(Stored items)

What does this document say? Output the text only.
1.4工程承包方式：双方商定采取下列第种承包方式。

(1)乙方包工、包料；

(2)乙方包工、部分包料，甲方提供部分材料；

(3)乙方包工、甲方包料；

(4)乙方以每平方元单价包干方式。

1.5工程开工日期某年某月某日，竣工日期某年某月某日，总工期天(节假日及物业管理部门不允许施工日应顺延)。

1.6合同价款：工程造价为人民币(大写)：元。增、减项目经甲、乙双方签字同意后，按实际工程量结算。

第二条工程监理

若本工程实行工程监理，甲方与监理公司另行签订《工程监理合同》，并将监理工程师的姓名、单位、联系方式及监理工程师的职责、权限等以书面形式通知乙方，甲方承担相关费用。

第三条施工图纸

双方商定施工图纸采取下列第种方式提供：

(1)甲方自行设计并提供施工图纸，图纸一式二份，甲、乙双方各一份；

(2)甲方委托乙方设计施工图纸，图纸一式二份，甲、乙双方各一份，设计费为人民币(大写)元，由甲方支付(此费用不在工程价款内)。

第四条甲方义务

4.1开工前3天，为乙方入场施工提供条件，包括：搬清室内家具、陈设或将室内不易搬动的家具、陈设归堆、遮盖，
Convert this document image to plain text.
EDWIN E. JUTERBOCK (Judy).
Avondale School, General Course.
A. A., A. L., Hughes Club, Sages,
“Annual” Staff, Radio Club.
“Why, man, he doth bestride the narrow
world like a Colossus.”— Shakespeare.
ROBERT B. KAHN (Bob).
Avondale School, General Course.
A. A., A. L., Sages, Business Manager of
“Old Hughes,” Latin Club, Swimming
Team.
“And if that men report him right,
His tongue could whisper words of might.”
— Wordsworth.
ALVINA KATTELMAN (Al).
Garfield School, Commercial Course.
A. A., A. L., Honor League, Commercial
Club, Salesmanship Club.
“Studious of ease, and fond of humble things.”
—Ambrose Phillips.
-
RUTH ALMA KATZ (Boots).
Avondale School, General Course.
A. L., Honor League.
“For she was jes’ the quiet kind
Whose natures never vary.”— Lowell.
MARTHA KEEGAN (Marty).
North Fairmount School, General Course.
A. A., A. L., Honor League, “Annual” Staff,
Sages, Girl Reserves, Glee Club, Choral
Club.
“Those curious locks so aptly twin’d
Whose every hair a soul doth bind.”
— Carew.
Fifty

> [The task]: Work out how many lines in the records above contain the word "Sages", and give only that number.

> [Complete response]: 3